QUOTED TEXT:
Postcard from Europe


My friend Susie and I on a very steep cable car with an ascent of 1613 metres to the Datji Mountain with a view over the Albanian capital, Tirane.

Welcome back,

I realise it has been a few weeks since I have written, but I have been on the road again. First to London, then on a tour of Albania and then London again which is when I started writing this. However, I then flew to Istanbul for a fabulous couple of days and now on a cruise from Istanbul to Rome over 2 weeks with some fantastic landings.

I did have time for an impromptu visit as a walk-in at the new St John in Marylebone, Fergus Henderson’s restaurant. A surprising array of vegetables on the blackboard menu as well as the type of food (like potted pork) for which he is known. All delicious and wonderful service.

I thought it would be good to send a quick update with some of my discoveries before I find too many more.

Below you will find final details of my hosted Moroccan tour April 27 – May 8, 2024 for your consideration.

I try to keep up-to-date on Facebook and Instagram or email me with any requests or comments.

GIVEN PROBLEM A:
Take the travel postcard from "I did have time" to "too many more." and rewrite it with "wonderful" replaced by "attentive".
The travel postcard above and the rows after this sentence are unrelated.

RECORDS TO USE:
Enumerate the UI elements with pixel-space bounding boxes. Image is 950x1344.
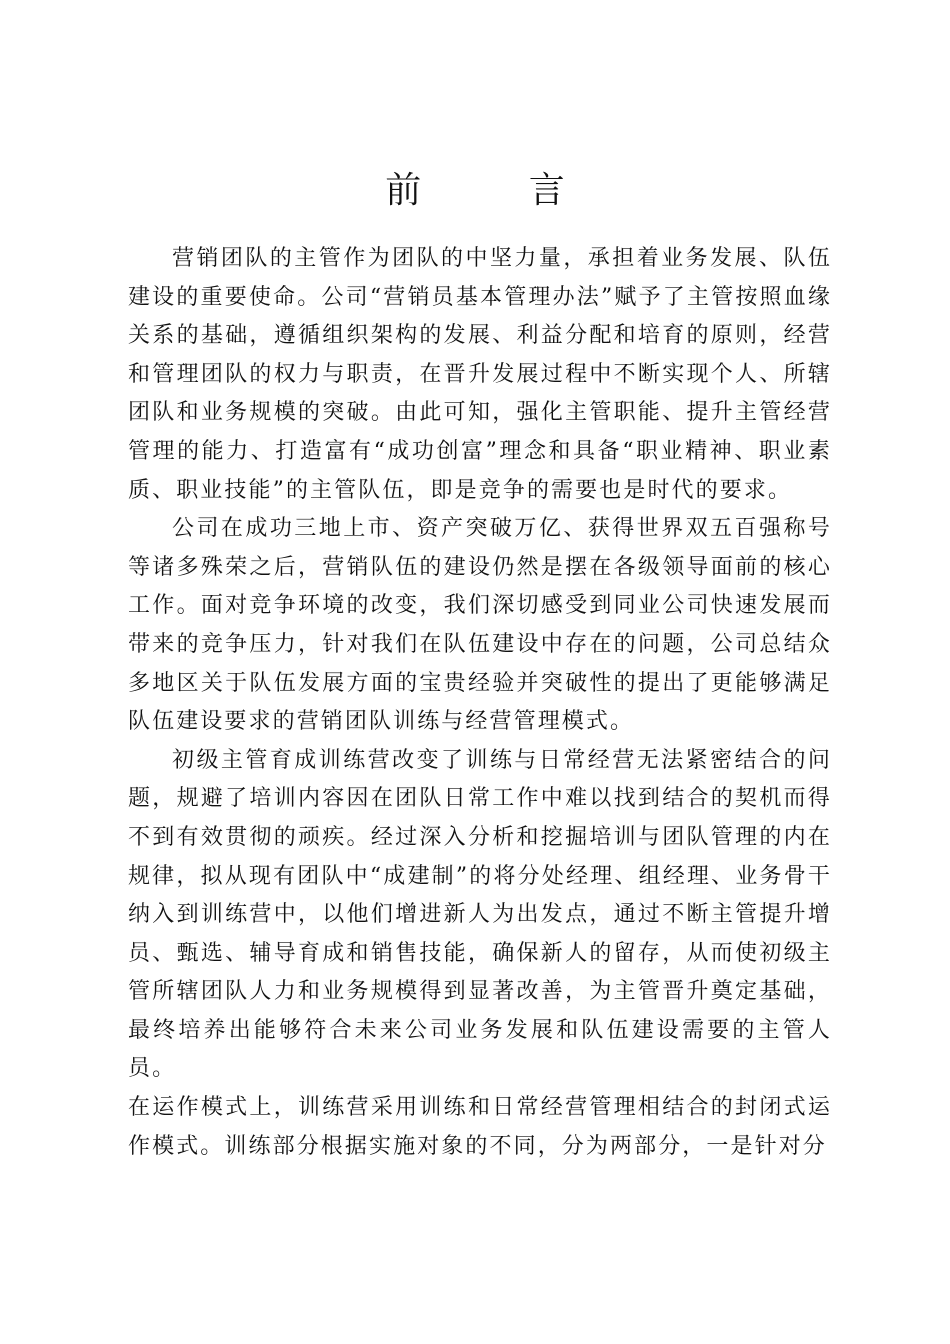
body-text <box>128 240 832 1166</box>
paragraph-4: 在运作模式上，训练营采用训练和日常经营管理相结合的封闭式运作模式。训练部分根据实施对象的不同，分为两部分，一是针对分 <box>128 1095 832 1159</box>
paragraph-3: 初级主管育成训练营改变了训练与日常经营无法紧密结合的问题，规避了培训内容因在团队日常工作中难以找到结合的契机而得不到有效贯彻的顽疾。经过深入分析和挖掘培训与团队管理的内在规律，拟从现有团队中“成建制”的将分处经理、组经理、业务骨干纳入到训练营中，以他们增进新人为出发点，通过不断主管提升增员、甄选、辅导育成和销售技能，确保新人的留存，从而使初级主管所辖团队人力和业务规模得到显著改善，为主管晋升奠定基础，最终培养出能够符合未来公司业务发展和队伍建设需要的主管人员。 <box>128 747 832 1082</box>
paragraph-1: 营销团队的主管作为团队的中坚力量，承担着业务发展、队伍建设的重要使命。公司“营销员基本管理办法”赋予了主管按照血缘关系的基础，遵循组织架构的发展、利益分配和培育的原则，经营和管理团队的权力与职责，在晋升发展过程中不断实现个人、所辖团队和业务规模的突破。由此可知，强化主管职能、提升主管经营管理的能力、打造富有“成功创富”理念和具备“职业精神、职业素质、职业技能”的主管队伍，即是竞争的需要也是时代的要求。 <box>128 246 832 503</box>
paragraph-2: 公司在成功三地上市、资产突破万亿、获得世界双五百强称号等诸多殊荣之后，营销队伍的建设仍然是摆在各级领导面前的核心工作。面对竞争环境的改变，我们深切感受到同业公司快速发展而带来的竞争压力，针对我们在队伍建设中存在的问题，公司总结众多地区关于队伍发展方面的宝贵经验并突破性的提出了更能够满足队伍建设要求的营销团队训练与经营管理模式。 <box>128 516 832 735</box>
page-title: 前 言 <box>385 170 613 211</box>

GIVEN PROBLEM B:
Reproduce every line of the rows in Block 1 unchanged, leaving the pictures out of your answer.

RESULT A:
I did have time for an impromptu visit as a walk-in at the new St John in Marylebone, Fergus Henderson’s restaurant. A surprising array of vegetables on the blackboard menu as well as the type of food (like potted pork) for which he is known. All delicious and attentive service.

I thought it would be good to send a quick update with some of my discoveries before I find too many more.

RESULT B:
Enumerate the UI elements with pixel-space bounding boxes. Image is 950x1344.
body-text <box>128 240 832 1166</box>
paragraph-4: 在运作模式上，训练营采用训练和日常经营管理相结合的封闭式运作模式。训练部分根据实施对象的不同，分为两部分，一是针对分 <box>128 1095 832 1159</box>
paragraph-3: 初级主管育成训练营改变了训练与日常经营无法紧密结合的问题，规避了培训内容因在团队日常工作中难以找到结合的契机而得不到有效贯彻的顽疾。经过深入分析和挖掘培训与团队管理的内在规律，拟从现有团队中“成建制”的将分处经理、组经理、业务骨干纳入到训练营中，以他们增进新人为出发点，通过不断主管提升增员、甄选、辅导育成和销售技能，确保新人的留存，从而使初级主管所辖团队人力和业务规模得到显著改善，为主管晋升奠定基础，最终培养出能够符合未来公司业务发展和队伍建设需要的主管人员。 <box>128 747 832 1082</box>
paragraph-1: 营销团队的主管作为团队的中坚力量，承担着业务发展、队伍建设的重要使命。公司“营销员基本管理办法”赋予了主管按照血缘关系的基础，遵循组织架构的发展、利益分配和培育的原则，经营和管理团队的权力与职责，在晋升发展过程中不断实现个人、所辖团队和业务规模的突破。由此可知，强化主管职能、提升主管经营管理的能力、打造富有“成功创富”理念和具备“职业精神、职业素质、职业技能”的主管队伍，即是竞争的需要也是时代的要求。 <box>128 246 832 503</box>
paragraph-2: 公司在成功三地上市、资产突破万亿、获得世界双五百强称号等诸多殊荣之后，营销队伍的建设仍然是摆在各级领导面前的核心工作。面对竞争环境的改变，我们深切感受到同业公司快速发展而带来的竞争压力，针对我们在队伍建设中存在的问题，公司总结众多地区关于队伍发展方面的宝贵经验并突破性的提出了更能够满足队伍建设要求的营销团队训练与经营管理模式。 <box>128 516 832 735</box>
page-title: 前 言 <box>385 170 613 211</box>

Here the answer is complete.